▶

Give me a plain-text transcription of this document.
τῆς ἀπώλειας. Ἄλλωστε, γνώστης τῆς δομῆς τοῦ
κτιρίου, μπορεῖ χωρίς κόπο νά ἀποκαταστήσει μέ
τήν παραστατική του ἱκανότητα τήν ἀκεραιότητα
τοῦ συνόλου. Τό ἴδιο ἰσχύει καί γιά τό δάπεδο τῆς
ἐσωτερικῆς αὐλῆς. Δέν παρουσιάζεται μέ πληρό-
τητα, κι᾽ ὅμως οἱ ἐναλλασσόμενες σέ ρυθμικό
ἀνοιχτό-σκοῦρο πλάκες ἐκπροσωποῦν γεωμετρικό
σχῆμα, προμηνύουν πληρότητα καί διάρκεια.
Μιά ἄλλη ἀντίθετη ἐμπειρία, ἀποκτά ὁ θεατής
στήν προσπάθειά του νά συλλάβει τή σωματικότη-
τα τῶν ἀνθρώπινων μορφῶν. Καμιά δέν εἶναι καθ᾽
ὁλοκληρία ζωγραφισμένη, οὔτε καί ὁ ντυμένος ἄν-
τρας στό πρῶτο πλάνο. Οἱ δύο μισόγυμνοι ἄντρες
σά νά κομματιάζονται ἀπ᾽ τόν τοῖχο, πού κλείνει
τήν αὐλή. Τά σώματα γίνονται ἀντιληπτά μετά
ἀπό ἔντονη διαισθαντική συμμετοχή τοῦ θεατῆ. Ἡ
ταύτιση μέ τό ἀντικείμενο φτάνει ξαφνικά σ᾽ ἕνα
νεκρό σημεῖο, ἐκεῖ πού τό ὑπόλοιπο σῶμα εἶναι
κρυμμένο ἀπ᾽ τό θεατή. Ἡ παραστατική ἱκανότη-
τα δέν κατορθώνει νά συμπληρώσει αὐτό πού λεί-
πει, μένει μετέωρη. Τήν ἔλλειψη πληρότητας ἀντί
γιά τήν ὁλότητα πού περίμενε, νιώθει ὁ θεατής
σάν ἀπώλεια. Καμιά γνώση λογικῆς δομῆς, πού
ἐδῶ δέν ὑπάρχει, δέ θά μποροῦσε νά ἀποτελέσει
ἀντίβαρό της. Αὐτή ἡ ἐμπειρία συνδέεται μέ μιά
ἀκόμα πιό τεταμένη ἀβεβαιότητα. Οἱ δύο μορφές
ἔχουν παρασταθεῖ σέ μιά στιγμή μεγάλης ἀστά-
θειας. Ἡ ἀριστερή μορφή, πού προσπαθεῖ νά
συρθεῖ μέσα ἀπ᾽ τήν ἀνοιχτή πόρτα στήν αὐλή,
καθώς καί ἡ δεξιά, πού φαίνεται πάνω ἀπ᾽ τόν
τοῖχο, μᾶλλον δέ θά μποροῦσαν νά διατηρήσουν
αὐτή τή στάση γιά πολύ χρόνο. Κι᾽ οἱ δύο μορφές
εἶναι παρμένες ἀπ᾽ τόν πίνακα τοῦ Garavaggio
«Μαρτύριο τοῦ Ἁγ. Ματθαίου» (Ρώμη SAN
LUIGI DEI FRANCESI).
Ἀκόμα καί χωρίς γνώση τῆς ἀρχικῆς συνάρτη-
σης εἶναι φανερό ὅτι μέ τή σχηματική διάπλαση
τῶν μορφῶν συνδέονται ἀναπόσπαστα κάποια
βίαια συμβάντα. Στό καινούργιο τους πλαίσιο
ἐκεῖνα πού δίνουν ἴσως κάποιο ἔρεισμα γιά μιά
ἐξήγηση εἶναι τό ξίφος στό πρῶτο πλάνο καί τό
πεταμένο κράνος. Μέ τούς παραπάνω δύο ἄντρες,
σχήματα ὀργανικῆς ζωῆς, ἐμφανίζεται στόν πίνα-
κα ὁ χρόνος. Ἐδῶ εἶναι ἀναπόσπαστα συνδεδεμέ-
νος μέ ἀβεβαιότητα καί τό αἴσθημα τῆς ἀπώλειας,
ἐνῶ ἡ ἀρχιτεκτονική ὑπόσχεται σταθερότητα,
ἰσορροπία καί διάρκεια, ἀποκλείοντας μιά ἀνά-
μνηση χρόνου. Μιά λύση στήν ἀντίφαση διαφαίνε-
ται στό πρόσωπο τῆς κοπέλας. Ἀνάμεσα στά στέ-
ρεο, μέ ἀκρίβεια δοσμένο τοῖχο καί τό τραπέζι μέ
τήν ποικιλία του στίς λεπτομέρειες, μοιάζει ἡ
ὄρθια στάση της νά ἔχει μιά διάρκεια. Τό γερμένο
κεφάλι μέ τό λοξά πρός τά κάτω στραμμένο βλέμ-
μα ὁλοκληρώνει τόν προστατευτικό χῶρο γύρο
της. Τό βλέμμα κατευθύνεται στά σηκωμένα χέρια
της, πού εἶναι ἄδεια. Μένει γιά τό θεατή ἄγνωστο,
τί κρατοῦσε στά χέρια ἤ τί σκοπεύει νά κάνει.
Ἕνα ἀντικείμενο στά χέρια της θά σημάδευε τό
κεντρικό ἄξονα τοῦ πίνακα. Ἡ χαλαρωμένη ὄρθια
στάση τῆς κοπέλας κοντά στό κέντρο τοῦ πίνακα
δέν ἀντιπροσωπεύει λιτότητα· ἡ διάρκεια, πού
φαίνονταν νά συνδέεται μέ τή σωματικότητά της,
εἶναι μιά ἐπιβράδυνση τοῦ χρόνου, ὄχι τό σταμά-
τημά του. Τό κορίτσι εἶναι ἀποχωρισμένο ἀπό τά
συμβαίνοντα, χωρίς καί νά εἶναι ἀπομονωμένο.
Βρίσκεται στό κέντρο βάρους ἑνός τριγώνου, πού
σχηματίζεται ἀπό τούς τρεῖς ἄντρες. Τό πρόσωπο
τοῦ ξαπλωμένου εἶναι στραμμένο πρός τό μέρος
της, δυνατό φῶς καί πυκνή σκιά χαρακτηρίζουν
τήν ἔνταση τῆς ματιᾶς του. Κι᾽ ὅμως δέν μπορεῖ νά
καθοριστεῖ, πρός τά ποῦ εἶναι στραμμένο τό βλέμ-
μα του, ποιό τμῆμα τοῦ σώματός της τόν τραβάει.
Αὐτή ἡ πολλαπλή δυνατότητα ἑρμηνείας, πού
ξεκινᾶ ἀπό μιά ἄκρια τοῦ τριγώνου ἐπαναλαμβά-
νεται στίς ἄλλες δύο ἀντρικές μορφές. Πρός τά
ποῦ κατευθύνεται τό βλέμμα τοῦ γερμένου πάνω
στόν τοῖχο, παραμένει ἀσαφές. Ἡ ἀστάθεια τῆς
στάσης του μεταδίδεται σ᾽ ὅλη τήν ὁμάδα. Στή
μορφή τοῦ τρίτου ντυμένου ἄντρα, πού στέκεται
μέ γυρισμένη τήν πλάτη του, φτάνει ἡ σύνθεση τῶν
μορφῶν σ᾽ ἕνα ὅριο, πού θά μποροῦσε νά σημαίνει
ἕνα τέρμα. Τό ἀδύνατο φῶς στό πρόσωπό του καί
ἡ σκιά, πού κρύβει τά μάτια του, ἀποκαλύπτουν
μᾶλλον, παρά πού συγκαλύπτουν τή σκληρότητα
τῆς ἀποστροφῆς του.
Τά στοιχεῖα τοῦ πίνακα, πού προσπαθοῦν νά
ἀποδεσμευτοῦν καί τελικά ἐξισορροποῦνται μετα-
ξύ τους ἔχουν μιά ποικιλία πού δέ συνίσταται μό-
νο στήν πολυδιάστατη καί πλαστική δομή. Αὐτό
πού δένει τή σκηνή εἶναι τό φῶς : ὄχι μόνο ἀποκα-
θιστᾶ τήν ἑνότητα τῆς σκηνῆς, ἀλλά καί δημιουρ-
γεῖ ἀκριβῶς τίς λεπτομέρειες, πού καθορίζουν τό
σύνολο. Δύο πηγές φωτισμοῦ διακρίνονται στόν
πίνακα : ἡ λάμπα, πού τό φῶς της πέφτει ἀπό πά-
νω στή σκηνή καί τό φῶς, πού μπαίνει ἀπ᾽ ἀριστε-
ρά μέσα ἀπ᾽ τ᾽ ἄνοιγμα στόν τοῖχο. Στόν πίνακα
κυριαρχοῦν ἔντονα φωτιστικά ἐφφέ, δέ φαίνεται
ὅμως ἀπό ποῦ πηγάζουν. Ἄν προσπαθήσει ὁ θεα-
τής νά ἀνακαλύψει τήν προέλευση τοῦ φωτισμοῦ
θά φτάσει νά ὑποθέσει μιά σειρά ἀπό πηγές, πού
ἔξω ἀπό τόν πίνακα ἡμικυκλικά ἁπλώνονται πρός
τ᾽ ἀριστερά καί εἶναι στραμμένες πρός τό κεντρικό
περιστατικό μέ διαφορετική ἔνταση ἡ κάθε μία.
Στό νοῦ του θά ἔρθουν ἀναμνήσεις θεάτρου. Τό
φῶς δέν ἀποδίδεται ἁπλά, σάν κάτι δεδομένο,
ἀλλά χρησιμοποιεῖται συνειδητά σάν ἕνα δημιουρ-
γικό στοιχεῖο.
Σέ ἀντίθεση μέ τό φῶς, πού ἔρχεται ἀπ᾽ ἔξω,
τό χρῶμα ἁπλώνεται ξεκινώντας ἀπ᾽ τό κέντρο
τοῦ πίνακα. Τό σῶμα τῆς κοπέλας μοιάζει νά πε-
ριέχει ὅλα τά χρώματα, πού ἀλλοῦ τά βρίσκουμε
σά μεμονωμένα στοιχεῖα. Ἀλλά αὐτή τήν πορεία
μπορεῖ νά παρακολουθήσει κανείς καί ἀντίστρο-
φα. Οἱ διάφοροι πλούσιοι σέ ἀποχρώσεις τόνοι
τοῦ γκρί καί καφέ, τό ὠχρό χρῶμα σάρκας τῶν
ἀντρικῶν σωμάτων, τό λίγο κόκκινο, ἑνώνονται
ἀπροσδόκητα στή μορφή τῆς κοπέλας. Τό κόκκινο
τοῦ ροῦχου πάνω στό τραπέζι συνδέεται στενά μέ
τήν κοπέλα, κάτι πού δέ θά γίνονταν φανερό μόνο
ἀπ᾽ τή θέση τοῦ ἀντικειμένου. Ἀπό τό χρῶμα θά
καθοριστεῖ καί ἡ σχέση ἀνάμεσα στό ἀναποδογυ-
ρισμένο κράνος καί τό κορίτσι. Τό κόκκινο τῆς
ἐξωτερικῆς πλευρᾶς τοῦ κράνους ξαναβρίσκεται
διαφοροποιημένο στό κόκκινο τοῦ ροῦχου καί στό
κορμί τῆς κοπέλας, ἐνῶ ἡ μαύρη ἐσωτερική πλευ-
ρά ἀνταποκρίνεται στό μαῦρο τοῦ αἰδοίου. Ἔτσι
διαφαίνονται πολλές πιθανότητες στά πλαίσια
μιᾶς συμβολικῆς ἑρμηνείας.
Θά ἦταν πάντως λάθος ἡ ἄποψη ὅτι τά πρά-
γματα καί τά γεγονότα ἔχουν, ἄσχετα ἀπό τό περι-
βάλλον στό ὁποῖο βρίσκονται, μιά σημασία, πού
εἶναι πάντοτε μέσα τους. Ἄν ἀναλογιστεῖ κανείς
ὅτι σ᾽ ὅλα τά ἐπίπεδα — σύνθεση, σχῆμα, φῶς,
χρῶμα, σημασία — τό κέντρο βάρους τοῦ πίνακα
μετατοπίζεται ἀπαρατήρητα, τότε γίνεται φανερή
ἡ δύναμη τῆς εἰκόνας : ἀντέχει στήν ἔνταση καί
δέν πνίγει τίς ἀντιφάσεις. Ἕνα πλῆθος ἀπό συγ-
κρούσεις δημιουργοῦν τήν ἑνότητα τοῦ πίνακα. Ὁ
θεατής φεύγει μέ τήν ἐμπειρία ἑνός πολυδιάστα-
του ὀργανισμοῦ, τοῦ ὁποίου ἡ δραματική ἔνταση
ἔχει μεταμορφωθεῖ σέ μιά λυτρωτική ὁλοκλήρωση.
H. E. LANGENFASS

◀

§ EXERCISE OBJECTIVE
Search the data above for lines holding "ἄντρες" and copy each of them.

§ TASK OUTPUT
τρας στό πρῶτο πλάνο. Οἱ δύο μισόγυμνοι ἄντρες
πεταμένο κράνος. Μέ τούς παραπάνω δύο ἄντρες,
σχηματίζεται ἀπό τούς τρεῖς ἄντρες. Τό πρόσωπο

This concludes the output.